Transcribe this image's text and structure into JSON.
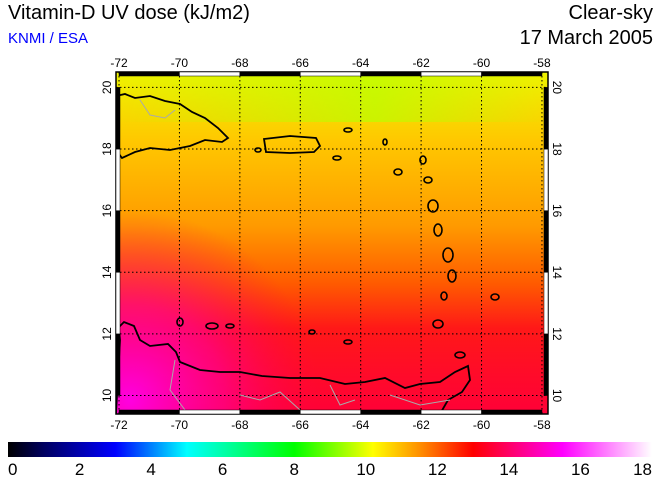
{
  "header": {
    "title": "Vitamin-D UV dose (kJ/m2)",
    "credit": "KNMI / ESA",
    "condition": "Clear-sky",
    "date": "17 March 2005"
  },
  "map": {
    "lon_range": [
      -72.1,
      -57.8
    ],
    "lat_range": [
      9.4,
      20.5
    ],
    "lon_ticks": [
      -72,
      -70,
      -68,
      -66,
      -64,
      -62,
      -60,
      -58
    ],
    "lat_ticks": [
      10,
      12,
      14,
      16,
      18,
      20
    ],
    "grid": "dotted"
  },
  "colorbar": {
    "min": 0,
    "max": 18,
    "labels": [
      "0",
      "2",
      "4",
      "6",
      "8",
      "10",
      "12",
      "14",
      "16",
      "18"
    ],
    "stops": [
      [
        0,
        "#000000"
      ],
      [
        1,
        "#000060"
      ],
      [
        3,
        "#0000ff"
      ],
      [
        5,
        "#00ffff"
      ],
      [
        8,
        "#00ff00"
      ],
      [
        10.2,
        "#ffff00"
      ],
      [
        11.5,
        "#ff9000"
      ],
      [
        13,
        "#ff0000"
      ],
      [
        15.5,
        "#ff00ff"
      ],
      [
        18,
        "#ffffff"
      ]
    ]
  }
}
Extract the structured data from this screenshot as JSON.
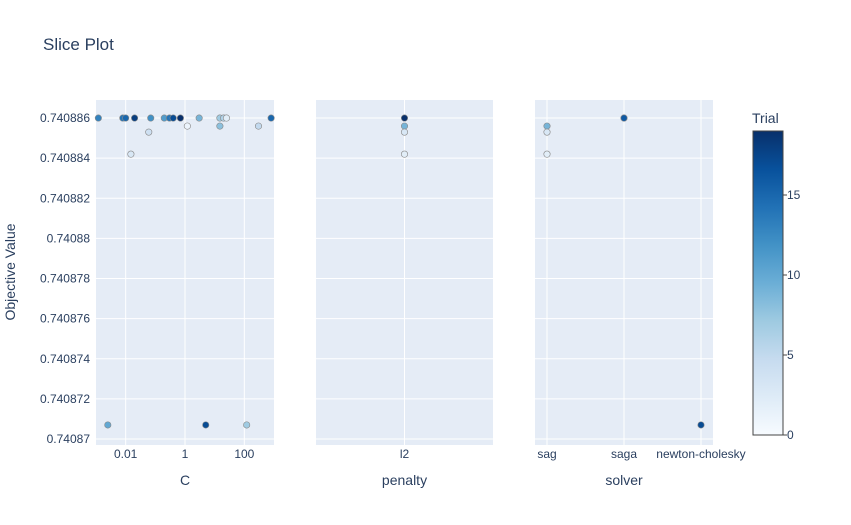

★ ★ ★ ★ ★

What you will do: Extract every line above that contains the word "JSON".

Solution to this problem:
Transcribe this image's text and structure into JSON.
Extract the structured data from this screenshot as JSON.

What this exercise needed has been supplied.